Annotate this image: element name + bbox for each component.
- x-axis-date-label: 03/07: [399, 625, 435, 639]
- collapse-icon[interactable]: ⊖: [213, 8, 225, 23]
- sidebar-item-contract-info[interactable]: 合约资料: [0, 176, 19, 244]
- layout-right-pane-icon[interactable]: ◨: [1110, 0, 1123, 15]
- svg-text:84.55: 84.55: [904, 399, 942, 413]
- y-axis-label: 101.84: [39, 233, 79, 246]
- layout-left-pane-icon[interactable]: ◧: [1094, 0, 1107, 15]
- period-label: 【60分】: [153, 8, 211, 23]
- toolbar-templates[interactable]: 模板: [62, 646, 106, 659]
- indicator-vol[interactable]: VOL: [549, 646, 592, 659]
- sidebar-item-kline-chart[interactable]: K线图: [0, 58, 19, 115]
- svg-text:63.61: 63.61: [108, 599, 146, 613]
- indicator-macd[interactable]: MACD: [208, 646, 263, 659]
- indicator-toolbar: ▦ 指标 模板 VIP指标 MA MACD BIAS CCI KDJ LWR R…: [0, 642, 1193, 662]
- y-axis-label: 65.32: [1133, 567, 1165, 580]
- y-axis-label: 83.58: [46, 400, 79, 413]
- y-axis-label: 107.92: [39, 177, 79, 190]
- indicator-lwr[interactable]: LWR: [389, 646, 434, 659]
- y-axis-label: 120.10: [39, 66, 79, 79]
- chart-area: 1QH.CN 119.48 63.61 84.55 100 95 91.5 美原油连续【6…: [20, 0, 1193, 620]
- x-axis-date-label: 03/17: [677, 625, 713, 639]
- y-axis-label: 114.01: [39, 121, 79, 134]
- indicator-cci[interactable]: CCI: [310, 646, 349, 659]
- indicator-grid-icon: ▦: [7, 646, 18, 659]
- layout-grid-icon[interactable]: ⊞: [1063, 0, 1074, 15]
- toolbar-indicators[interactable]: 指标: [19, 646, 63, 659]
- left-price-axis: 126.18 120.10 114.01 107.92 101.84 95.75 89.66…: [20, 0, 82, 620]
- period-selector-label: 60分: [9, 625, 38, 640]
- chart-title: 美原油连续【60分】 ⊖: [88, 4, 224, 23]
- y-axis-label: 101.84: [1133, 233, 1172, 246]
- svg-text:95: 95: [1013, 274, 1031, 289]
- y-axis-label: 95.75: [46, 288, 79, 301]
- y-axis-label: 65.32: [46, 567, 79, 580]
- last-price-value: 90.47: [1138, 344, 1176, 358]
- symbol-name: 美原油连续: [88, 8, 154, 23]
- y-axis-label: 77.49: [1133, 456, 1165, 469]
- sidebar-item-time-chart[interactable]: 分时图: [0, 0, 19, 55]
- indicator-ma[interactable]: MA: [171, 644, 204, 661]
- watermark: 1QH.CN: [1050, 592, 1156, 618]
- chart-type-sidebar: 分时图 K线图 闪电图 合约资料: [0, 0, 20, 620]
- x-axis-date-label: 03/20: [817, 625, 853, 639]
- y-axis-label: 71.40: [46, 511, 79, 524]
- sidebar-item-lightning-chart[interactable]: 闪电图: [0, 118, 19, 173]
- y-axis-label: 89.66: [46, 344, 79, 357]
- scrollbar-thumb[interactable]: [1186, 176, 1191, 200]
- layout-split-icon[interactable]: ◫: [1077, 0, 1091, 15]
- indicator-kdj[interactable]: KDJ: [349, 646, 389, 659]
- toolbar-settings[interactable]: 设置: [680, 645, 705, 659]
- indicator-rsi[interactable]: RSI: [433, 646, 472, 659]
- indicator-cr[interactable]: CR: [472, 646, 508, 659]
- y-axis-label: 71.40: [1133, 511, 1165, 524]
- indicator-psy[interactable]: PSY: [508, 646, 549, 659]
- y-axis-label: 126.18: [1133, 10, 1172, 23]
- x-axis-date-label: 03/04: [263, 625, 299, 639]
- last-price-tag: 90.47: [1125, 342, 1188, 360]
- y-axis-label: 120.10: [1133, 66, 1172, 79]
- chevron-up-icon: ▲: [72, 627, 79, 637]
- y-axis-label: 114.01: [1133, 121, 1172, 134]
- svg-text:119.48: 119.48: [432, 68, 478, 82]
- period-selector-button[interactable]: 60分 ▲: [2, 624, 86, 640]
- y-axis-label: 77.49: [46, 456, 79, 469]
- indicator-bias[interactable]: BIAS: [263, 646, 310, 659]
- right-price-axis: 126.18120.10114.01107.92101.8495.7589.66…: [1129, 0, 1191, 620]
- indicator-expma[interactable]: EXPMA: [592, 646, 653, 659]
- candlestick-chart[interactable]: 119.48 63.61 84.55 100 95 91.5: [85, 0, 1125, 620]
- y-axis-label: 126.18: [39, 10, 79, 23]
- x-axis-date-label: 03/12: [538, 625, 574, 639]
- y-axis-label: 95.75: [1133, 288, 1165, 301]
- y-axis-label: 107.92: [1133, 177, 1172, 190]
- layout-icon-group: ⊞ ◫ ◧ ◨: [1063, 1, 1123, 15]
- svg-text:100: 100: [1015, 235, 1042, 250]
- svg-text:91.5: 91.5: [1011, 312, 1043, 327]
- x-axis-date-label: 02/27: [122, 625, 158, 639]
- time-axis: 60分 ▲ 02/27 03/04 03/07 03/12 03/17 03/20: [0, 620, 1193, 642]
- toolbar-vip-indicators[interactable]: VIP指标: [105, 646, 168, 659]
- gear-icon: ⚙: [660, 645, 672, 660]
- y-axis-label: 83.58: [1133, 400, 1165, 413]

☆ ☆ ☆ ☆

**Exercise details**
Arrange every line of the listing above as a Markdown table with a "Row" column numbering each line and a "Text" column holding the line itself. Leave out blank lines.

**Exercise response**
| Row | Text |
|---|---|
| 1 | Annotate this image: element name + bbox for each component. |
| 2 | - x-axis-date-label: 03/07: [399, 625, 435, 639] |
| 3 | - collapse-icon[interactable]: ⊖: [213, 8, 225, 23] |
| 4 | - sidebar-item-contract-info[interactable]: 合约资料: [0, 176, 19, 244] |
| 5 | - layout-right-pane-icon[interactable]: ◨: [1110, 0, 1123, 15] |
| 6 | - svg-text:84.55: 84.55: [904, 399, 942, 413] |
| 7 | - y-axis-label: 101.84: [39, 233, 79, 246] |
| 8 | - layout-left-pane-icon[interactable]: ◧: [1094, 0, 1107, 15] |
| 9 | - period-label: 【60分】: [153, 8, 211, 23] |
| 10 | - toolbar-templates[interactable]: 模板: [62, 646, 106, 659] |
| 11 | - indicator-vol[interactable]: VOL: [549, 646, 592, 659] |
| 12 | - sidebar-item-kline-chart[interactable]: K线图: [0, 58, 19, 115] |
| 13 | - svg-text:63.61: 63.61: [108, 599, 146, 613] |
| 14 | - indicator-macd[interactable]: MACD: [208, 646, 263, 659] |
| 15 | - indicator-toolbar: ▦ 指标 模板 VIP指标 MA MACD BIAS CCI KDJ LWR R…: [0, 642, 1193, 662] |
| 16 | - y-axis-label: 65.32: [1133, 567, 1165, 580] |
| 17 | - y-axis-label: 83.58: [46, 400, 79, 413] |
| 18 | - y-axis-label: 107.92: [39, 177, 79, 190] |
| 19 | - indicator-lwr[interactable]: LWR: [389, 646, 434, 659] |
| 20 | - y-axis-label: 120.10: [39, 66, 79, 79] |
| 21 | - chart-area: 1QH.CN 119.48 63.61 84.55 100 95 91.5 美原油连续【6…: [20, 0, 1193, 620] |
| 22 | - x-axis-date-label: 03/17: [677, 625, 713, 639] |
| 23 | - y-axis-label: 114.01: [39, 121, 79, 134] |
| 24 | - indicator-cci[interactable]: CCI: [310, 646, 349, 659] |
| 25 | - indicator-grid-icon: ▦: [7, 646, 18, 659] |
| 26 | - layout-grid-icon[interactable]: ⊞: [1063, 0, 1074, 15] |
| 27 | - toolbar-indicators[interactable]: 指标: [19, 646, 63, 659] |
| 28 | - left-price-axis: 126.18 120.10 114.01 107.92 101.84 95.75 89.66…: [20, 0, 82, 620] |
| 29 | - period-selector-label: 60分: [9, 625, 38, 640] |
| 30 | - chart-title: 美原油连续【60分】 ⊖: [88, 4, 224, 23] |
| 31 | - y-axis-label: 101.84: [1133, 233, 1172, 246] |
| 32 | - svg-text:95: 95: [1013, 274, 1031, 289] |
| 33 | - y-axis-label: 95.75: [46, 288, 79, 301] |
| 34 | - y-axis-label: 65.32: [46, 567, 79, 580] |
| 35 | - last-price-value: 90.47: [1138, 344, 1176, 358] |
| 36 | - symbol-name: 美原油连续: [88, 8, 154, 23] |
| 37 | - y-axis-label: 77.49: [1133, 456, 1165, 469] |
| 38 | - sidebar-item-time-chart[interactable]: 分时图: [0, 0, 19, 55] |
| 39 | - indicator-ma[interactable]: MA: [171, 644, 204, 661] |
| 40 | - watermark: 1QH.CN: [1050, 592, 1156, 618] |
| 41 | - chart-type-sidebar: 分时图 K线图 闪电图 合约资料: [0, 0, 20, 620] |
| 42 | - x-axis-date-label: 03/20: [817, 625, 853, 639] |
| 43 | - y-axis-label: 71.40: [46, 511, 79, 524] |
| 44 | - sidebar-item-lightning-chart[interactable]: 闪电图: [0, 118, 19, 173] |
| 45 | - y-axis-label: 89.66: [46, 344, 79, 357] |
| 46 | - scrollbar-thumb[interactable]: [1186, 176, 1191, 200] |
| 47 | - layout-split-icon[interactable]: ◫: [1077, 0, 1091, 15] |
| 48 | - indicator-kdj[interactable]: KDJ: [349, 646, 389, 659] |
| 49 | - toolbar-settings[interactable]: 设置: [680, 645, 705, 659] |
| 50 | - indicator-rsi[interactable]: RSI: [433, 646, 472, 659] |
| 51 | - indicator-cr[interactable]: CR: [472, 646, 508, 659] |
| 52 | - y-axis-label: 71.40: [1133, 511, 1165, 524] |
| 53 | - indicator-psy[interactable]: PSY: [508, 646, 549, 659] |
| 54 | - y-axis-label: 126.18: [1133, 10, 1172, 23] |
| 55 | - x-axis-date-label: 03/04: [263, 625, 299, 639] |
| 56 | - last-price-tag: 90.47: [1125, 342, 1188, 360] |
| 57 | - y-axis-label: 120.10: [1133, 66, 1172, 79] |
| 58 | - chevron-up-icon: ▲: [72, 627, 79, 637] |
| 59 | - y-axis-label: 114.01: [1133, 121, 1172, 134] |
| 60 | - svg-text:119.48: 119.48: [432, 68, 478, 82] |
| 61 | - period-selector-button[interactable]: 60分 ▲: [2, 624, 86, 640] |
| 62 | - y-axis-label: 77.49: [46, 456, 79, 469] |
| 63 | - indicator-bias[interactable]: BIAS: [263, 646, 310, 659] |
| 64 | - right-price-axis: 126.18120.10114.01107.92101.8495.7589.66…: [1129, 0, 1191, 620] |
| 65 | - indicator-expma[interactable]: EXPMA: [592, 646, 653, 659] |
| 66 | - candlestick-chart[interactable]: 119.48 63.61 84.55 100 95 91.5: [85, 0, 1125, 620] |
| 67 | - y-axis-label: 126.18: [39, 10, 79, 23] |
| 68 | - x-axis-date-label: 03/12: [538, 625, 574, 639] |
| 69 | - y-axis-label: 95.75: [1133, 288, 1165, 301] |
| 70 | - y-axis-label: 107.92: [1133, 177, 1172, 190] |
| 71 | - layout-icon-group: ⊞ ◫ ◧ ◨: [1063, 1, 1123, 15] |
| 72 | - svg-text:100: 100: [1015, 235, 1042, 250] |
| 73 | - svg-text:91.5: 91.5: [1011, 312, 1043, 327] |
| 74 | - x-axis-date-label: 02/27: [122, 625, 158, 639] |
| 75 | - time-axis: 60分 ▲ 02/27 03/04 03/07 03/12 03/17 03/20: [0, 620, 1193, 642] |
| 76 | - toolbar-vip-indicators[interactable]: VIP指标: [105, 646, 168, 659] |
| 77 | - gear-icon: ⚙: [660, 645, 672, 660] |
| 78 | - y-axis-label: 83.58: [1133, 400, 1165, 413] |